## What is required
Write out each line of the listing as it stands, without the images.

## Dataset excerpts
----------------

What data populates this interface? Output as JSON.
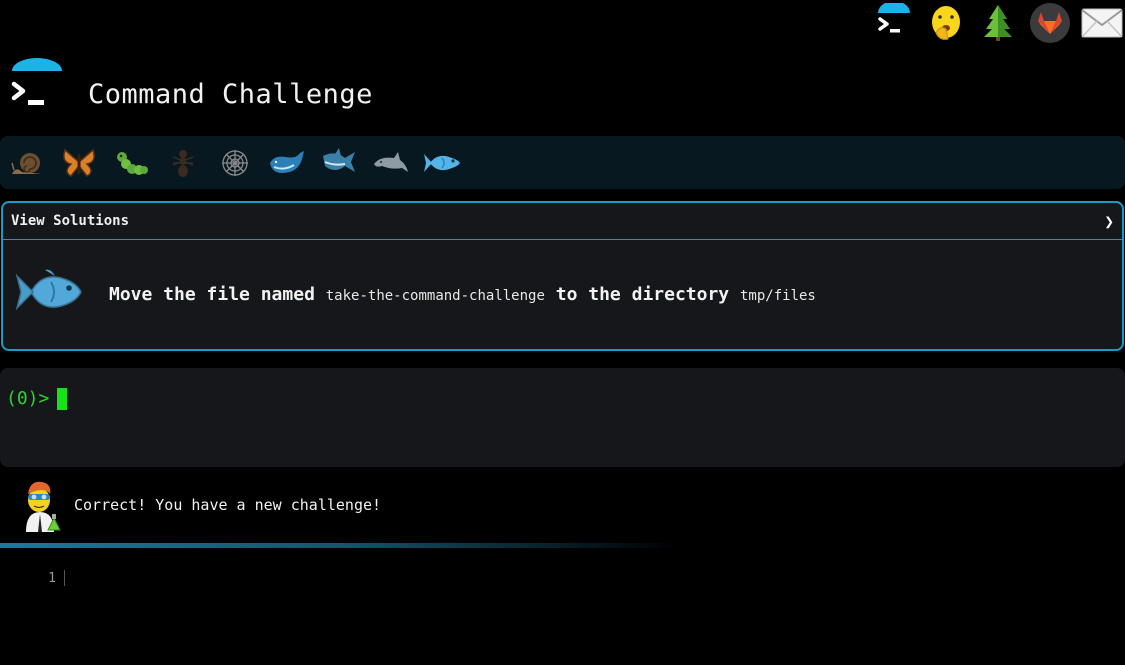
{
  "app": {
    "title": "Command Challenge"
  },
  "topbar": {
    "icons": [
      "terminal-icon",
      "shushing-face-icon",
      "tree-icon",
      "gitlab-icon",
      "mail-icon"
    ]
  },
  "levels": {
    "icons": [
      "snail-icon",
      "butterfly-icon",
      "caterpillar-icon",
      "ant-icon",
      "spider-web-icon",
      "whale-icon",
      "shark-icon",
      "dolphin-icon",
      "fish-icon"
    ],
    "active_index": 8
  },
  "challenge": {
    "view_solutions_label": "View Solutions",
    "expand_chevron": "❯",
    "task_prefix": "Move the file named",
    "task_file": "take-the-command-challenge",
    "task_middle": "to the directory",
    "task_dir": "tmp/files"
  },
  "terminal": {
    "prompt": "(0)>"
  },
  "feedback": {
    "message": "Correct! You have a new challenge!"
  },
  "editor": {
    "line_number": "1"
  },
  "colors": {
    "accent": "#1a9bc4",
    "prompt": "#2fd22f",
    "panel": "#16171a"
  }
}
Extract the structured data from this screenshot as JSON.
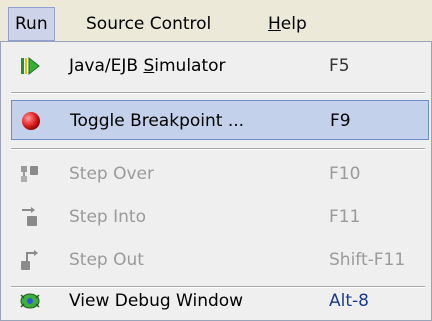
{
  "menubar": {
    "run": "Run",
    "source_control": "Source Control",
    "help_prefix": "",
    "help_mnemonic": "H",
    "help_rest": "elp"
  },
  "menu": {
    "items": [
      {
        "label_pre": "Java/EJB ",
        "mnemonic": "S",
        "label_post": "imulator",
        "shortcut": "F5",
        "icon": "play-arrow-icon",
        "enabled": true
      },
      {
        "label_pre": "Toggle Breakpoint ...",
        "mnemonic": "",
        "label_post": "",
        "shortcut": "F9",
        "icon": "breakpoint-red-dot-icon",
        "enabled": true,
        "selected": true
      },
      {
        "label_pre": "Step Over",
        "mnemonic": "",
        "label_post": "",
        "shortcut": "F10",
        "icon": "step-over-icon",
        "enabled": false
      },
      {
        "label_pre": "Step Into",
        "mnemonic": "",
        "label_post": "",
        "shortcut": "F11",
        "icon": "step-into-icon",
        "enabled": false
      },
      {
        "label_pre": "Step Out",
        "mnemonic": "",
        "label_post": "",
        "shortcut": "Shift-F11",
        "icon": "step-out-icon",
        "enabled": false
      },
      {
        "label_pre": "View Debug Window",
        "mnemonic": "",
        "label_post": "",
        "shortcut": "Alt-8",
        "icon": "debug-window-icon",
        "enabled": true
      }
    ]
  },
  "colors": {
    "selected_bg": "#c3d2ea",
    "disabled_text": "#9a9a9a",
    "breakpoint_red": "#e02020"
  }
}
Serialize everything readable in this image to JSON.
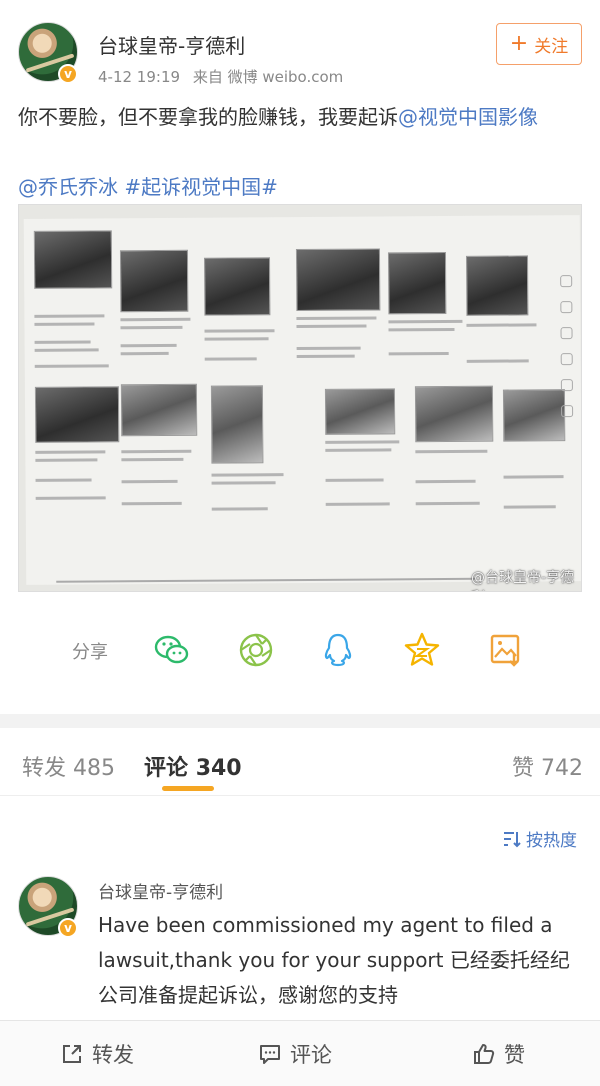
{
  "post": {
    "username": "台球皇帝-亨德利",
    "verified_badge": "v",
    "time": "4-12 19:19",
    "source": "来自 微博 weibo.com",
    "follow_label": "关注",
    "text_main": "你不要脸，但不要拿我的脸赚钱，我要起诉",
    "mention_1": "@视觉中国影像",
    "tag_mention": "@乔氏乔冰",
    "hashtag": "#起诉视觉中国#",
    "image_watermark": "@台球皇帝-亨德利"
  },
  "share": {
    "label": "分享",
    "icons": [
      "wechat-icon",
      "moments-icon",
      "qq-icon",
      "qzone-icon",
      "save-image-icon"
    ]
  },
  "tabs": {
    "repost_label": "转发",
    "repost_count": "485",
    "comment_label": "评论",
    "comment_count": "340",
    "like_label": "赞",
    "like_count": "742"
  },
  "sort": {
    "label": "按热度"
  },
  "comment": {
    "username": "台球皇帝-亨德利",
    "text": "Have been commissioned my agent to filed a lawsuit,thank you for your support 已经委托经纪公司准备提起诉讼，感谢您的支持"
  },
  "bottom_bar": {
    "repost": "转发",
    "comment": "评论",
    "like": "赞"
  },
  "colors": {
    "accent_orange": "#f07a2b",
    "link_blue": "#4d7ac4",
    "tab_underline": "#f5a623"
  }
}
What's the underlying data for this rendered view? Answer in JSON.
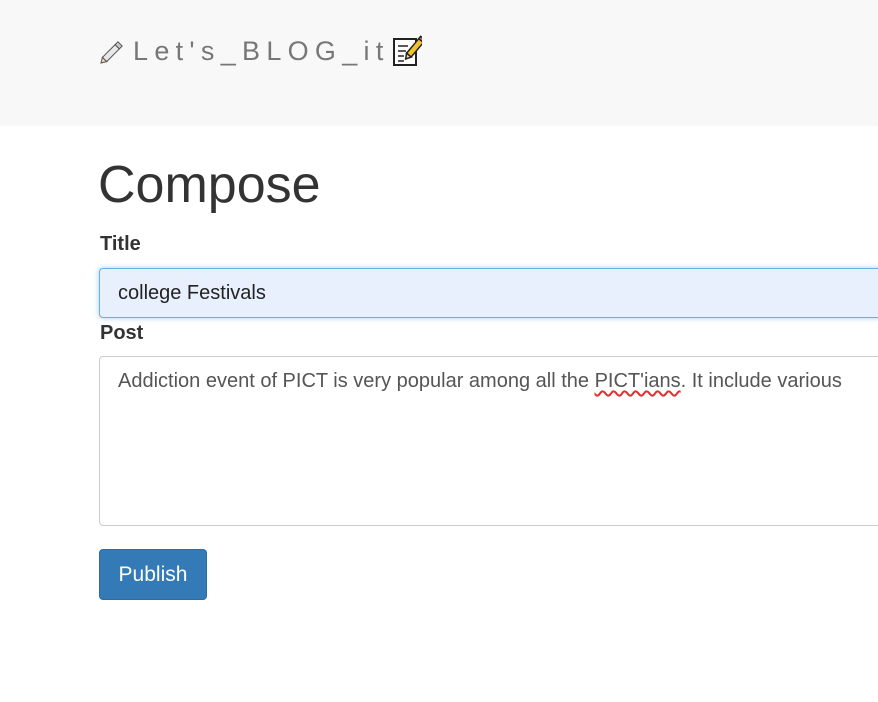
{
  "navbar": {
    "brand_text": "Let's_BLOG_it",
    "brand_left_icon": "pencil-icon",
    "brand_right_icon": "memo-icon"
  },
  "compose": {
    "heading": "Compose",
    "title_label": "Title",
    "title_value": "college Festivals",
    "post_label": "Post",
    "post_text_before": "Addiction event of PICT is very popular among all the ",
    "post_text_misspelled": "PICT'ians",
    "post_text_after": ". It include various",
    "publish_label": "Publish"
  },
  "colors": {
    "navbar_bg": "#f8f8f8",
    "brand_text": "#777777",
    "primary_button": "#337ab7",
    "focused_input_bg": "#e8f0fe",
    "focus_border": "#66afe9"
  }
}
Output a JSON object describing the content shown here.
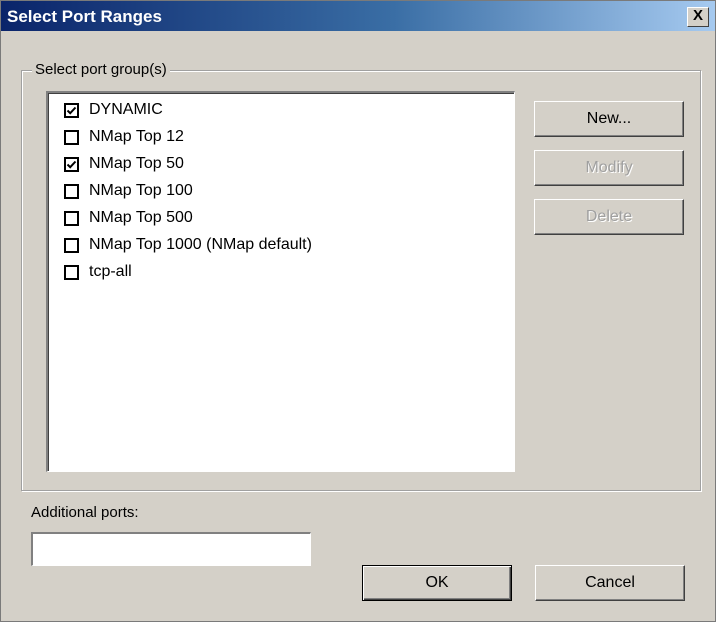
{
  "window": {
    "title": "Select Port Ranges",
    "close_label": "X"
  },
  "group": {
    "legend": "Select port group(s)",
    "items": [
      {
        "label": "DYNAMIC",
        "checked": true
      },
      {
        "label": "NMap Top 12",
        "checked": false
      },
      {
        "label": "NMap Top 50",
        "checked": true
      },
      {
        "label": "NMap Top 100",
        "checked": false
      },
      {
        "label": "NMap Top 500",
        "checked": false
      },
      {
        "label": "NMap Top 1000 (NMap default)",
        "checked": false
      },
      {
        "label": "tcp-all",
        "checked": false
      }
    ]
  },
  "side_buttons": {
    "new_label": "New...",
    "modify_label": "Modify",
    "delete_label": "Delete"
  },
  "additional_ports": {
    "label": "Additional ports:",
    "value": ""
  },
  "footer": {
    "ok_label": "OK",
    "cancel_label": "Cancel"
  }
}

----------------

## The reply
What data populates this interface? Output as JSON.
{
  "app": {
    "title": "Command Challenge"
  },
  "topbar": {
    "icons": [
      "terminal-icon",
      "shushing-face-icon",
      "tree-icon",
      "gitlab-icon",
      "mail-icon"
    ]
  },
  "levels": {
    "icons": [
      "snail-icon",
      "butterfly-icon",
      "caterpillar-icon",
      "ant-icon",
      "spider-web-icon",
      "whale-icon",
      "shark-icon",
      "dolphin-icon",
      "fish-icon"
    ],
    "active_index": 8
  },
  "challenge": {
    "view_solutions_label": "View Solutions",
    "expand_chevron": "❯",
    "task_prefix": "Move the file named",
    "task_file": "take-the-command-challenge",
    "task_middle": "to the directory",
    "task_dir": "tmp/files"
  },
  "terminal": {
    "prompt": "(0)>"
  },
  "feedback": {
    "message": "Correct! You have a new challenge!"
  },
  "editor": {
    "line_number": "1"
  },
  "colors": {
    "accent": "#1a9bc4",
    "prompt": "#2fd22f",
    "panel": "#16171a"
  }
}
Extract the structured data from this screenshot as JSON.
{
  "menubar": {
    "run": "Run",
    "source_control": "Source Control",
    "help_prefix": "",
    "help_mnemonic": "H",
    "help_rest": "elp"
  },
  "menu": {
    "items": [
      {
        "label_pre": "Java/EJB ",
        "mnemonic": "S",
        "label_post": "imulator",
        "shortcut": "F5",
        "icon": "play-arrow-icon",
        "enabled": true
      },
      {
        "label_pre": "Toggle Breakpoint ...",
        "mnemonic": "",
        "label_post": "",
        "shortcut": "F9",
        "icon": "breakpoint-red-dot-icon",
        "enabled": true,
        "selected": true
      },
      {
        "label_pre": "Step Over",
        "mnemonic": "",
        "label_post": "",
        "shortcut": "F10",
        "icon": "step-over-icon",
        "enabled": false
      },
      {
        "label_pre": "Step Into",
        "mnemonic": "",
        "label_post": "",
        "shortcut": "F11",
        "icon": "step-into-icon",
        "enabled": false
      },
      {
        "label_pre": "Step Out",
        "mnemonic": "",
        "label_post": "",
        "shortcut": "Shift-F11",
        "icon": "step-out-icon",
        "enabled": false
      },
      {
        "label_pre": "View Debug Window",
        "mnemonic": "",
        "label_post": "",
        "shortcut": "Alt-8",
        "icon": "debug-window-icon",
        "enabled": true
      }
    ]
  },
  "colors": {
    "selected_bg": "#c3d2ea",
    "disabled_text": "#9a9a9a",
    "breakpoint_red": "#e02020"
  }
}
Serialize everything readable in this image to JSON.
{
  "post": {
    "username": "台球皇帝-亨德利",
    "verified_badge": "v",
    "time": "4-12 19:19",
    "source": "来自 微博 weibo.com",
    "follow_label": "关注",
    "text_main": "你不要脸，但不要拿我的脸赚钱，我要起诉",
    "mention_1": "@视觉中国影像",
    "tag_mention": "@乔氏乔冰",
    "hashtag": "#起诉视觉中国#",
    "image_watermark": "@台球皇帝-亨德利"
  },
  "share": {
    "label": "分享",
    "icons": [
      "wechat-icon",
      "moments-icon",
      "qq-icon",
      "qzone-icon",
      "save-image-icon"
    ]
  },
  "tabs": {
    "repost_label": "转发",
    "repost_count": "485",
    "comment_label": "评论",
    "comment_count": "340",
    "like_label": "赞",
    "like_count": "742"
  },
  "sort": {
    "label": "按热度"
  },
  "comment": {
    "username": "台球皇帝-亨德利",
    "text": "Have been commissioned my agent to filed a lawsuit,thank you for your support 已经委托经纪公司准备提起诉讼，感谢您的支持"
  },
  "bottom_bar": {
    "repost": "转发",
    "comment": "评论",
    "like": "赞"
  },
  "colors": {
    "accent_orange": "#f07a2b",
    "link_blue": "#4d7ac4",
    "tab_underline": "#f5a623"
  }
}
What's the underlying data for this rendered view? Answer in JSON.
{
  "navbar": {
    "brand_text": "Let's_BLOG_it",
    "brand_left_icon": "pencil-icon",
    "brand_right_icon": "memo-icon"
  },
  "compose": {
    "heading": "Compose",
    "title_label": "Title",
    "title_value": "college Festivals",
    "post_label": "Post",
    "post_text_before": "Addiction event of PICT is very popular among all the ",
    "post_text_misspelled": "PICT'ians",
    "post_text_after": ". It include various",
    "publish_label": "Publish"
  },
  "colors": {
    "navbar_bg": "#f8f8f8",
    "brand_text": "#777777",
    "primary_button": "#337ab7",
    "focused_input_bg": "#e8f0fe",
    "focus_border": "#66afe9"
  }
}
Output a JSON object describing the content shown here.
{
  "window": {
    "title": "Select Port Ranges",
    "close_label": "X"
  },
  "group": {
    "legend": "Select port group(s)",
    "items": [
      {
        "label": "DYNAMIC",
        "checked": true
      },
      {
        "label": "NMap Top 12",
        "checked": false
      },
      {
        "label": "NMap Top 50",
        "checked": true
      },
      {
        "label": "NMap Top 100",
        "checked": false
      },
      {
        "label": "NMap Top 500",
        "checked": false
      },
      {
        "label": "NMap Top 1000 (NMap default)",
        "checked": false
      },
      {
        "label": "tcp-all",
        "checked": false
      }
    ]
  },
  "side_buttons": {
    "new_label": "New...",
    "modify_label": "Modify",
    "delete_label": "Delete"
  },
  "additional_ports": {
    "label": "Additional ports:",
    "value": ""
  },
  "footer": {
    "ok_label": "OK",
    "cancel_label": "Cancel"
  }
}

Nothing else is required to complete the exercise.